Se un giornalista diventa capopopolo
Alberto Spampinato
Il 25 settembre prossimo a Reggio Calabria ci sarà la manifestazione “No ‘ndrangheta”, nata, chi l’avrebbe detto, dall’appello di un giornalista campano che si è fatto calabrese: Matteo Cosenza, direttore del Quotidiano della Calabria. Numerose le adesioni.
Ne abbiamo viste tante, nello strano paese in cui viviamo, e crediamo di sapere come vanno le cose. Eppure la realtà a volte supera la nostra immaginazione. In questa stagione confusa, in cui si irride la libertà, si piegano ad personam principi e valori, si discute di persecuzione di esseri umani come se fosse una materia opinabile, io non immaginavo che i giornalisti potessero debuttare come capipopolo di successo. Non immaginavo che nel vuoto di iniziativa politica e mentre si rimpiangono i leader carismatici d’altri tempi, toccasse proprio a loro trasformarsi in trascinatori di folle. Era impensabile che questa categoria vituperata, che gode di scarsa credibilità pubblica, potesse chiamare i cittadini alla mobilitazione civile per salvare i pilastri della democrazia e della giustizia e trovare ascolto anche fra coloro che eravamo abituati a vedere ispiratori di queste proteste.

◆ Compito breve 1
Tra le voci riportate più sotto, ricopia parola per parola le righe che partono da quella con "scroll-down-icon[interactable]: ▼ <box>978" e arrivano a quella con "table-row[interactable]: ⏸ tpsetup.exe", entrambe incluse.

◆ Voci mostrate
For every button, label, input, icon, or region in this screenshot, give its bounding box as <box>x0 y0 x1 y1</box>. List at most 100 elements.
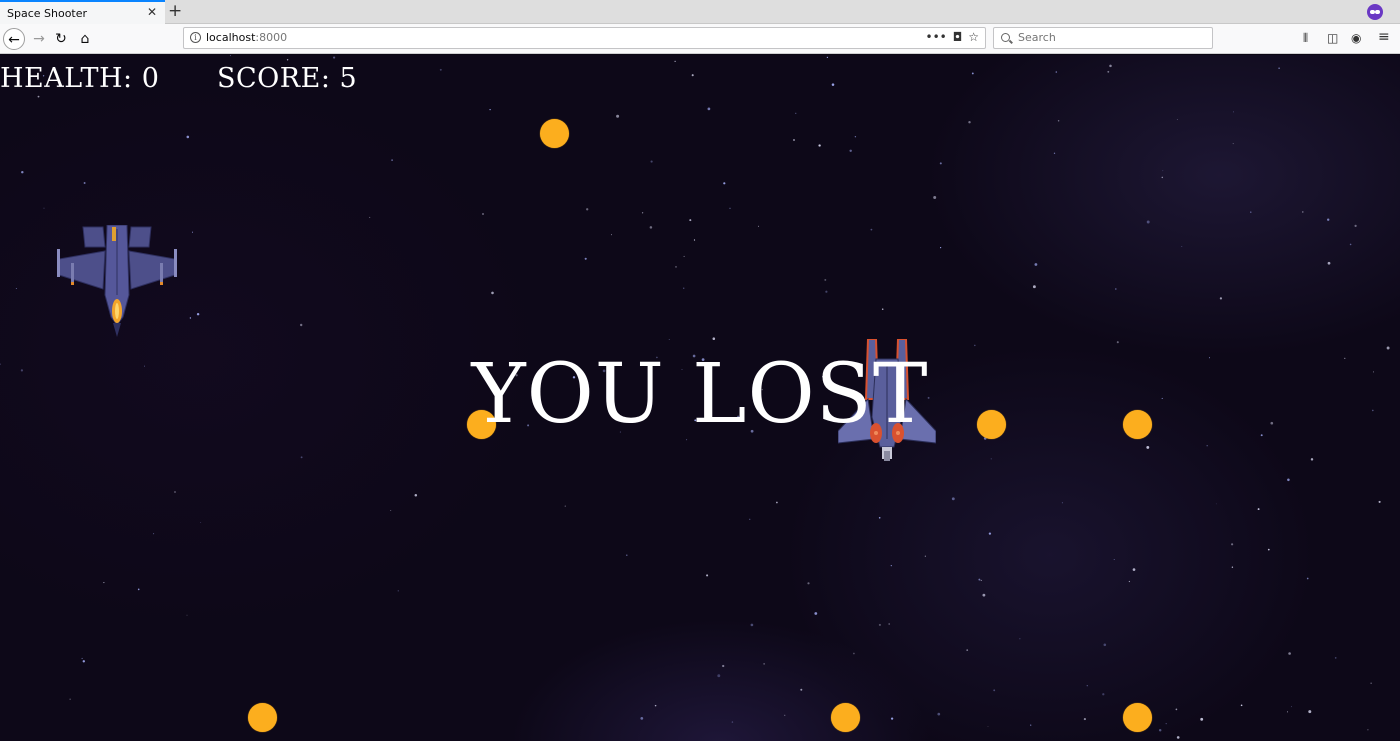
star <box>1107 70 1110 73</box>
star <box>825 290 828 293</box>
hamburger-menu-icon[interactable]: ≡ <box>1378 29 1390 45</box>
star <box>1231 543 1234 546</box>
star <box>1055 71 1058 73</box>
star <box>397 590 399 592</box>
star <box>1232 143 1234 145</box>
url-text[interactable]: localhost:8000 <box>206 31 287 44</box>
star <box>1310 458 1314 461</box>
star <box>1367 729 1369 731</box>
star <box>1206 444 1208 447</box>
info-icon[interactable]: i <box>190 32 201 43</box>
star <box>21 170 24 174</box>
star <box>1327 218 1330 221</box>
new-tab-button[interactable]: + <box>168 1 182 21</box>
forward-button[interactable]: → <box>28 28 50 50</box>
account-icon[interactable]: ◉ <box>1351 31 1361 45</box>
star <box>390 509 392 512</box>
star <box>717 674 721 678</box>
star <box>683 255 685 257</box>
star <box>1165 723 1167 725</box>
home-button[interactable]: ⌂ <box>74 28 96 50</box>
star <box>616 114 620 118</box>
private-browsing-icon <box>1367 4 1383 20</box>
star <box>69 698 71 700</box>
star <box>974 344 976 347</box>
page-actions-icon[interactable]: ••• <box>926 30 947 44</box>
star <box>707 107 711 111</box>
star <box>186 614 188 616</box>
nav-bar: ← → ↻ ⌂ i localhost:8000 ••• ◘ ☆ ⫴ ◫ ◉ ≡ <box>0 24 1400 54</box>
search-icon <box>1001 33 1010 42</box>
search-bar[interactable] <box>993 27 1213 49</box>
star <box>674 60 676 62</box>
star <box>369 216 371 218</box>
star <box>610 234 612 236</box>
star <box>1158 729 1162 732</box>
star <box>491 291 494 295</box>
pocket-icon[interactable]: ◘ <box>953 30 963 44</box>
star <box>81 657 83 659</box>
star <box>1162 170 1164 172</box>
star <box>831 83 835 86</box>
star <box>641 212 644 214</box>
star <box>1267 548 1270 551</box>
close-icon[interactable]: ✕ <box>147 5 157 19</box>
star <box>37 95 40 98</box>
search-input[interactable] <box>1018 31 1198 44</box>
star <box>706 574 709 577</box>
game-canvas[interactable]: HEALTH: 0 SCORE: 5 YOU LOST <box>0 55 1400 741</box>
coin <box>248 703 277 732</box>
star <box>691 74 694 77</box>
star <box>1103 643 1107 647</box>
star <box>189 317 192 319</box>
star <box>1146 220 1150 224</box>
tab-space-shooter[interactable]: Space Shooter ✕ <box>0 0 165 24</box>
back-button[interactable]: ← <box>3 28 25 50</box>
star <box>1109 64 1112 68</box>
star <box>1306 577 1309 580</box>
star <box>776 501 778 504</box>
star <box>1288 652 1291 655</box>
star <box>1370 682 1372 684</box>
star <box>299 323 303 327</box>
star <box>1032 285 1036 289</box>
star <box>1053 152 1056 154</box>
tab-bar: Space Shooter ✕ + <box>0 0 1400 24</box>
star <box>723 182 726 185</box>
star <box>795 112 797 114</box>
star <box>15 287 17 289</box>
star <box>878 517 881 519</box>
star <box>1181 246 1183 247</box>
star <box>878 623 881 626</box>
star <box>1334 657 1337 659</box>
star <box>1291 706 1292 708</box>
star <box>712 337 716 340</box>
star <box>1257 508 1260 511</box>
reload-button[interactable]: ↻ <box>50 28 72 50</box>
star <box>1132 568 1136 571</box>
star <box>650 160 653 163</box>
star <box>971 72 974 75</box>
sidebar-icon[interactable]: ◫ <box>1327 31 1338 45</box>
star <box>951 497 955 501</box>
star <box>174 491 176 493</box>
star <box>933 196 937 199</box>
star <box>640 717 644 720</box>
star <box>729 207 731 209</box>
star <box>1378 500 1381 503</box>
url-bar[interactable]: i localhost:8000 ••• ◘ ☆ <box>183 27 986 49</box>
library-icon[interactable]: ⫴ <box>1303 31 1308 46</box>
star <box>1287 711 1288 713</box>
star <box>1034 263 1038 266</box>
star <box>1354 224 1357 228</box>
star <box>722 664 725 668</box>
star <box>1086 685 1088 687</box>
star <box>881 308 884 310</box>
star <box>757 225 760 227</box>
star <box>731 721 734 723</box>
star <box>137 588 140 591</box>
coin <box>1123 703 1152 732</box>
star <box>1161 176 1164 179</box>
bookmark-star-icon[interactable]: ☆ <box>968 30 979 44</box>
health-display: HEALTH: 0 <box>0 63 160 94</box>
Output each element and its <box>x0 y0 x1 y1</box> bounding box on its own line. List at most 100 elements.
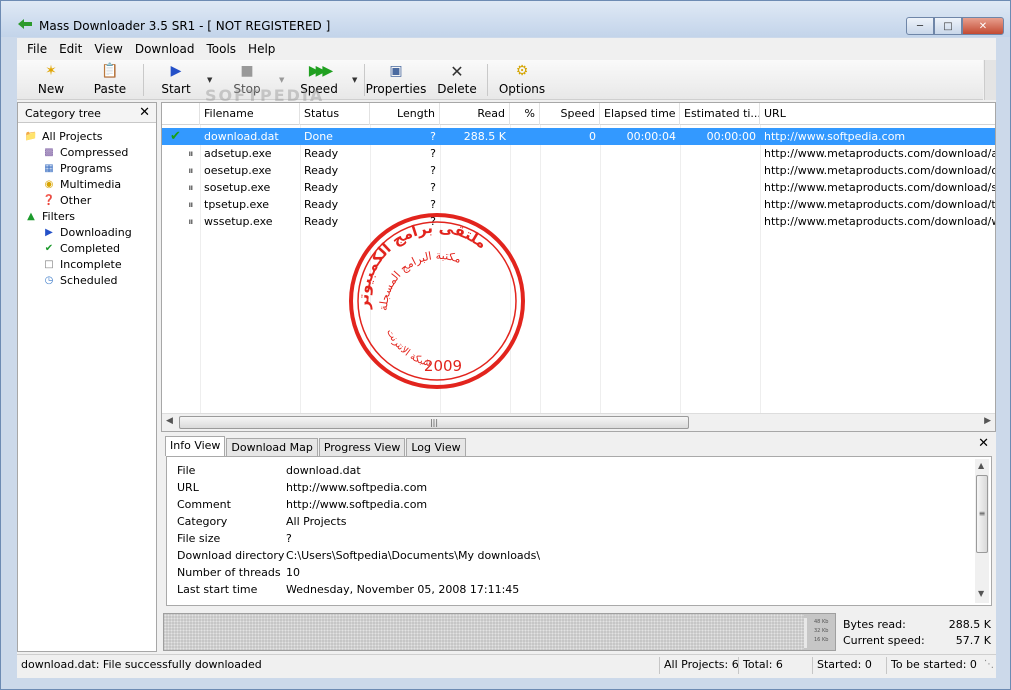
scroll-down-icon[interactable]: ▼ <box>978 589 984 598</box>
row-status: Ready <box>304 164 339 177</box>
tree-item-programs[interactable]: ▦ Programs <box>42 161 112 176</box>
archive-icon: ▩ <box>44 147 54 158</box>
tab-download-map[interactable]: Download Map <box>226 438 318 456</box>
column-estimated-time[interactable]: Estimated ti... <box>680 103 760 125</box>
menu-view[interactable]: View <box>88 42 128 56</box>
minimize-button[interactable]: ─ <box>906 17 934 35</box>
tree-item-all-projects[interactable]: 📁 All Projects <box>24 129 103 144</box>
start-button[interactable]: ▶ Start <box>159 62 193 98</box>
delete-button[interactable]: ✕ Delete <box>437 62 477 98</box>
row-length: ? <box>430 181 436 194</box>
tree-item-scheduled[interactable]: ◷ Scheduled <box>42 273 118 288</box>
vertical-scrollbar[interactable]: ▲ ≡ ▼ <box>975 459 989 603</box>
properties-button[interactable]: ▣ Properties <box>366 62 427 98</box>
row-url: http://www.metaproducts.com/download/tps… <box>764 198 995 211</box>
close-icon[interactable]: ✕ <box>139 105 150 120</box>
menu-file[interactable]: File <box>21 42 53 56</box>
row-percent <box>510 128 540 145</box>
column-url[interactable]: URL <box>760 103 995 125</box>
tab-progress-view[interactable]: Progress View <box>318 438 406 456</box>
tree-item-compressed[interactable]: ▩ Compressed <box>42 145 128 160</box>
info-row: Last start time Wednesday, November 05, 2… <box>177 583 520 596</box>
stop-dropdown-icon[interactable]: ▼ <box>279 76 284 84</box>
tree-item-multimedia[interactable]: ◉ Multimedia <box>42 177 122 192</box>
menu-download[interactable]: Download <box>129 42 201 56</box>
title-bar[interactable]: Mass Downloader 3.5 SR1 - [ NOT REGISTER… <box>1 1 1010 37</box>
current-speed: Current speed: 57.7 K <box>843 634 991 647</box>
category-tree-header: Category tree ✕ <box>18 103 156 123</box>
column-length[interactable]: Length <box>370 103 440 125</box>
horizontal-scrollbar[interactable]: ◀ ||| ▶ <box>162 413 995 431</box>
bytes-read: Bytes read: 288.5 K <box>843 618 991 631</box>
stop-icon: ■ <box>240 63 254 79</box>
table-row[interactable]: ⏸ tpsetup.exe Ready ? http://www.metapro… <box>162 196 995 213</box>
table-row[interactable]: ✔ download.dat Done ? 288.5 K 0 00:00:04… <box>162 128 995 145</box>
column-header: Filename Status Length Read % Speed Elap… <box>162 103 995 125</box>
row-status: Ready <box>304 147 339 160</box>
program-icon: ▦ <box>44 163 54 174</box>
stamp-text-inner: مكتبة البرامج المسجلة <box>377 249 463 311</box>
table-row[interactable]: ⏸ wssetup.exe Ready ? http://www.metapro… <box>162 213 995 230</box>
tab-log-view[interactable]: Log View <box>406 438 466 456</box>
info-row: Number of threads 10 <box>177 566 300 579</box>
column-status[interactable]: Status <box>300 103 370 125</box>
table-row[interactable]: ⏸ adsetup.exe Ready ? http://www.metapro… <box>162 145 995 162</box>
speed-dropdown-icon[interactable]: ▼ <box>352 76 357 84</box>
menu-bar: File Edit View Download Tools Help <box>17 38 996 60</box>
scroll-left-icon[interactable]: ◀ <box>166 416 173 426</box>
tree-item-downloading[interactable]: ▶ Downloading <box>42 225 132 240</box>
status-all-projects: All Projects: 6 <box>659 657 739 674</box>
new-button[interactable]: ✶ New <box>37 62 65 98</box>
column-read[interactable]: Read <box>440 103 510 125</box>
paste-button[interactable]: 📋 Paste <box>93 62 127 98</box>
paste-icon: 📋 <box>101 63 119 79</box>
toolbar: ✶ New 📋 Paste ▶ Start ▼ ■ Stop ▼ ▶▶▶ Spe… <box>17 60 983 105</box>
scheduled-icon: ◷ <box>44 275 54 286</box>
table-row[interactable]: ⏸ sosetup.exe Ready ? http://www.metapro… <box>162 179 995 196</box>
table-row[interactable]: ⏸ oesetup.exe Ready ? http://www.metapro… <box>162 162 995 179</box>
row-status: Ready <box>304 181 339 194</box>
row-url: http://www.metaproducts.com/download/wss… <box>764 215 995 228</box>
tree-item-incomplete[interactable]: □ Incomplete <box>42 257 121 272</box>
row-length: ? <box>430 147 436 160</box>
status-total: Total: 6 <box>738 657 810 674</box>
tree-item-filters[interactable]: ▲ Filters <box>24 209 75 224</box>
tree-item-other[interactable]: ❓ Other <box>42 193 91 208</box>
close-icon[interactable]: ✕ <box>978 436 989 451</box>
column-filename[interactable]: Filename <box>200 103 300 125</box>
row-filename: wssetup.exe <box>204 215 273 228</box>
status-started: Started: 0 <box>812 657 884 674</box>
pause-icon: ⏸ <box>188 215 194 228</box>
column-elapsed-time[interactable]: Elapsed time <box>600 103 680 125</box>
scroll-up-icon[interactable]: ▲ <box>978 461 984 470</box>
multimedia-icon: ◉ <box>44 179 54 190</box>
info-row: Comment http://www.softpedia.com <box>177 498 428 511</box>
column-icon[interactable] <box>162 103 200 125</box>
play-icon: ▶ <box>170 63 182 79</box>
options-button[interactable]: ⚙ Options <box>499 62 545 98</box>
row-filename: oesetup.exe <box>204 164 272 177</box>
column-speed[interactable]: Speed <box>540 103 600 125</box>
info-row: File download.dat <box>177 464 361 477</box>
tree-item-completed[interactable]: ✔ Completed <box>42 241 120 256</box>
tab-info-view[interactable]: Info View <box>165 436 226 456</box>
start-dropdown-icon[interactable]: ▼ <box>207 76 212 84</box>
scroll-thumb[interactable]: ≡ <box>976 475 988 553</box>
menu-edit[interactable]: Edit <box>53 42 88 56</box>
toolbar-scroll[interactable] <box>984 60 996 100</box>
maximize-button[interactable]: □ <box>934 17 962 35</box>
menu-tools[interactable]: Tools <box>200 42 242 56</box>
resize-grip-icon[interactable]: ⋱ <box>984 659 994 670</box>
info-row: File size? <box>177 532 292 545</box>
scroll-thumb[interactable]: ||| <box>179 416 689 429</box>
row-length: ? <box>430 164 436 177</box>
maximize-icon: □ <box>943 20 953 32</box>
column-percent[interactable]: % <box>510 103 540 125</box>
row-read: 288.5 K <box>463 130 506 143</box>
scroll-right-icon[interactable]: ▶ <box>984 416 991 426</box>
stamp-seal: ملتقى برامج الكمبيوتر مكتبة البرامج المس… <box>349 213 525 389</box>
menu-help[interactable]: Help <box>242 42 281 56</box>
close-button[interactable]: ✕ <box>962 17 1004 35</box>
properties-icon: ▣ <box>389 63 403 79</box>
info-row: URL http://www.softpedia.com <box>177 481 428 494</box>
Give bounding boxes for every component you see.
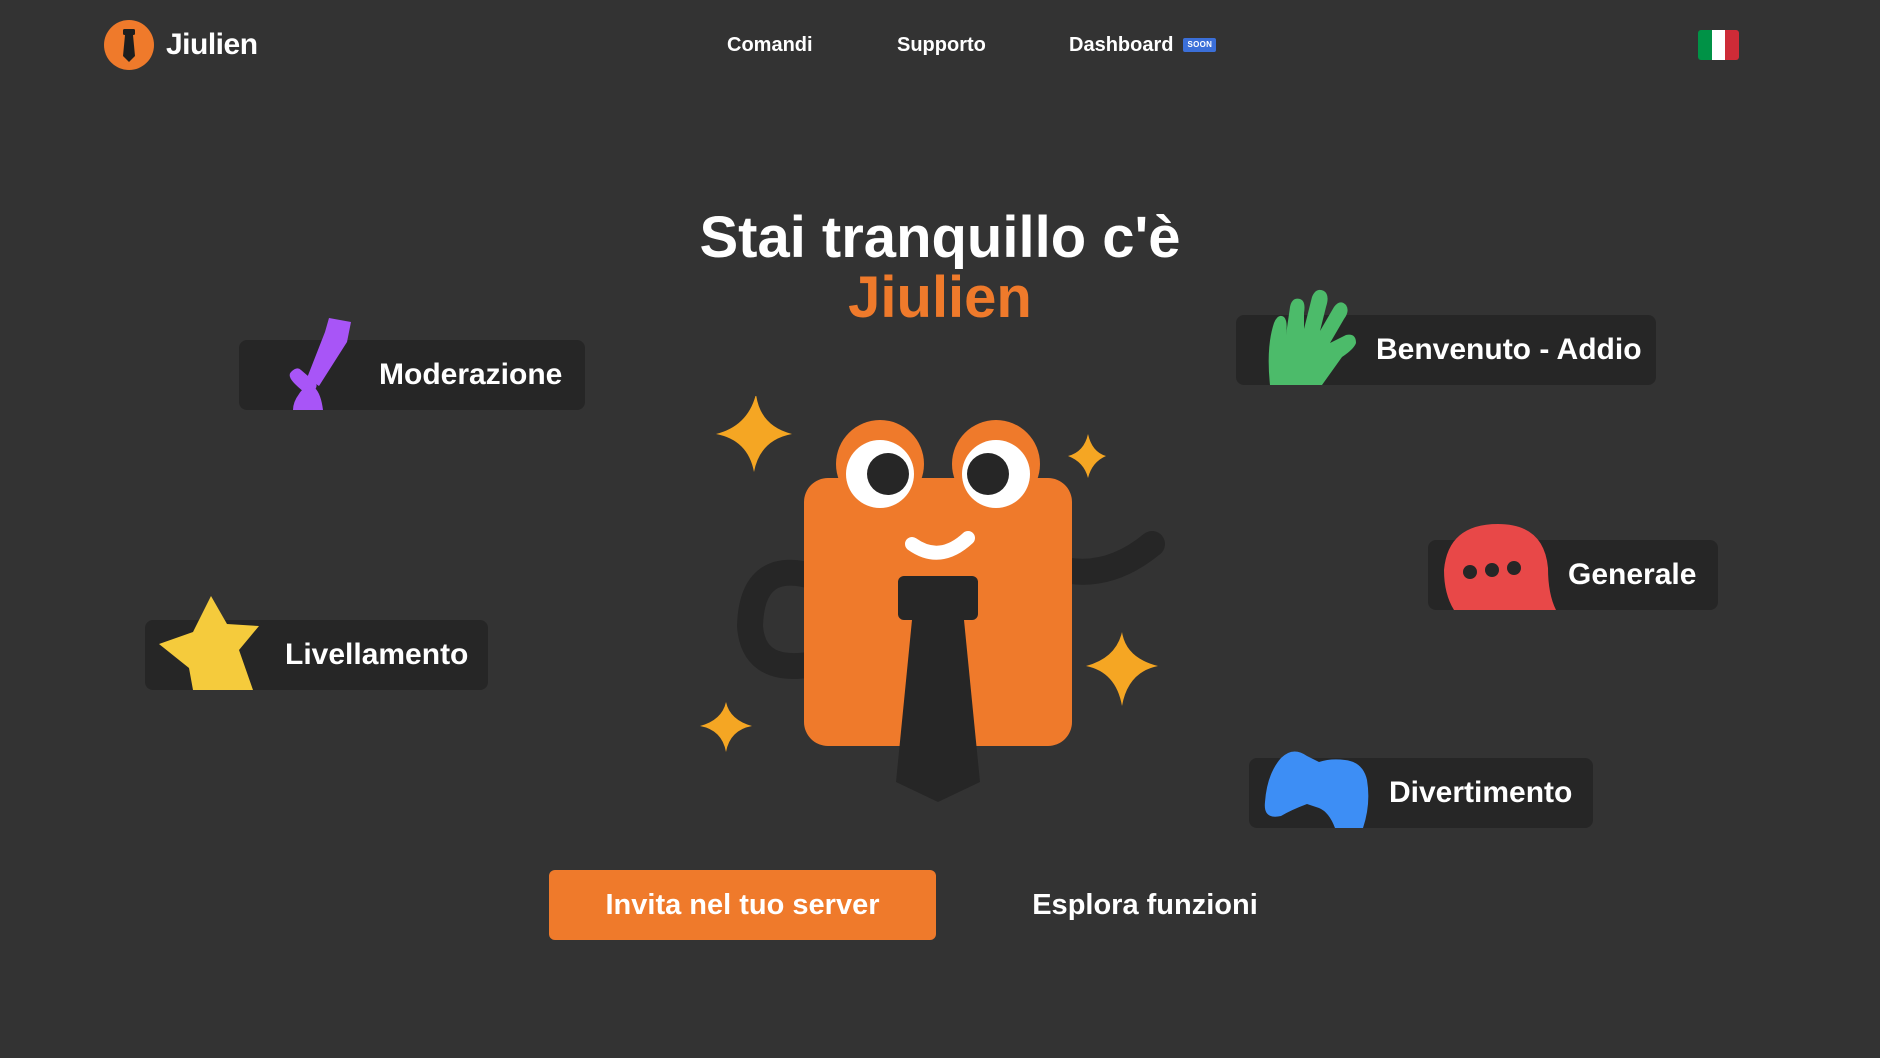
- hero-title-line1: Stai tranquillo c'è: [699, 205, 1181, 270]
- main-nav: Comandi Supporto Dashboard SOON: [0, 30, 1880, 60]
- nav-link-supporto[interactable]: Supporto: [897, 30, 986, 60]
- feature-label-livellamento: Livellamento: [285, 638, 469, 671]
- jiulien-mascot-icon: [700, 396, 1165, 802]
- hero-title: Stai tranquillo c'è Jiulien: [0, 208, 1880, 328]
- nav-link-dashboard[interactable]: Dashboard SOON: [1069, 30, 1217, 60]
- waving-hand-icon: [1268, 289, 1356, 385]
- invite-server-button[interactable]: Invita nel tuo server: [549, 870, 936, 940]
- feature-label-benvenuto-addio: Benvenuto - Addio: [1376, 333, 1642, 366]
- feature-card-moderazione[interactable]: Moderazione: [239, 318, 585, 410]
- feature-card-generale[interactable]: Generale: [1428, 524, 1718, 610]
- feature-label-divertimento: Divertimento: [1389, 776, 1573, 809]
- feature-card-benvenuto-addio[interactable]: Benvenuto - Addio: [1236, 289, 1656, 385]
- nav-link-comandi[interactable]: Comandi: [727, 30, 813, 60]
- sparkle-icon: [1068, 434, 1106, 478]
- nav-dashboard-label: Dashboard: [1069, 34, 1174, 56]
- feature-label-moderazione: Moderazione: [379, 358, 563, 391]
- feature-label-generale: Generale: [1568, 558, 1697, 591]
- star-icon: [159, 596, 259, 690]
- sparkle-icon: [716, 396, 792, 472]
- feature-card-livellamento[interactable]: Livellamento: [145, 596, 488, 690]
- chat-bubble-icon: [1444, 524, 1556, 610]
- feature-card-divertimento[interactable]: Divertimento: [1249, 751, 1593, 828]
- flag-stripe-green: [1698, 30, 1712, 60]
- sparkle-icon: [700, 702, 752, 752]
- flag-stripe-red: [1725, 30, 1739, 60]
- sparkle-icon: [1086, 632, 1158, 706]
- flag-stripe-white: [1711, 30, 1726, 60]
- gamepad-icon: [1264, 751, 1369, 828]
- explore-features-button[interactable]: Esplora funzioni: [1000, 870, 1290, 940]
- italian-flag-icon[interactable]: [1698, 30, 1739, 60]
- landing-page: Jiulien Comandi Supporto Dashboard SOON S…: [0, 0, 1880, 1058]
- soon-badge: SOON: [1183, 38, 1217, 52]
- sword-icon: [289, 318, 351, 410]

◆ Compito breve 2
Nell'articolo sul giornalista capopopolo, quale incarico ricopre Matteo Cosenza?

◆ Risposta all'esercizio 1
scroll-down-icon[interactable]: ▼ <box>978 589 984 598</box>
row-status: Ready <box>304 164 339 177</box>
tree-item-programs[interactable]: ▦ Programs <box>42 161 112 176</box>
archive-icon: ▩ <box>44 147 54 158</box>
tab-download-map[interactable]: Download Map <box>226 438 318 456</box>
column-estimated-time[interactable]: Estimated ti... <box>680 103 760 125</box>
menu-view[interactable]: View <box>88 42 128 56</box>
minimize-button[interactable]: ─ <box>906 17 934 35</box>
tree-item-all-projects[interactable]: 📁 All Projects <box>24 129 103 144</box>
start-button[interactable]: ▶ Start <box>159 62 193 98</box>
delete-button[interactable]: ✕ Delete <box>437 62 477 98</box>
row-length: ? <box>430 181 436 194</box>
tree-item-scheduled[interactable]: ◷ Scheduled <box>42 273 118 288</box>
vertical-scrollbar[interactable]: ▲ ≡ ▼ <box>975 459 989 603</box>
properties-button[interactable]: ▣ Properties <box>366 62 427 98</box>
row-url: http://www.metaproducts.com/download/tps… <box>764 198 995 211</box>
close-icon[interactable]: ✕ <box>139 105 150 120</box>
menu-file[interactable]: File <box>21 42 53 56</box>
row-percent <box>510 128 540 145</box>
column-url[interactable]: URL <box>760 103 995 125</box>
tab-progress-view[interactable]: Progress View <box>318 438 406 456</box>
tree-item-compressed[interactable]: ▩ Compressed <box>42 145 128 160</box>
info-row: Last start time Wednesday, November 05, 2… <box>177 583 520 596</box>
stop-dropdown-icon[interactable]: ▼ <box>279 76 284 84</box>
tree-item-multimedia[interactable]: ◉ Multimedia <box>42 177 122 192</box>
menu-download[interactable]: Download <box>129 42 201 56</box>
title-bar[interactable]: Mass Downloader 3.5 SR1 - [ NOT REGISTER… <box>1 1 1010 37</box>
current-speed: Current speed: 57.7 K <box>843 634 991 647</box>
category-tree-header: Category tree ✕ <box>18 103 156 123</box>
column-length[interactable]: Length <box>370 103 440 125</box>
horizontal-scrollbar[interactable]: ◀ ||| ▶ <box>162 413 995 431</box>
bytes-read: Bytes read: 288.5 K <box>843 618 991 631</box>
stop-icon: ■ <box>240 63 254 79</box>
table-row[interactable]: ⏸ tpsetup.exe Ready ? http://www.metapro… <box>162 196 995 213</box>

◆ Risposta all'esercizio 2
È direttore del Quotidiano della Calabria.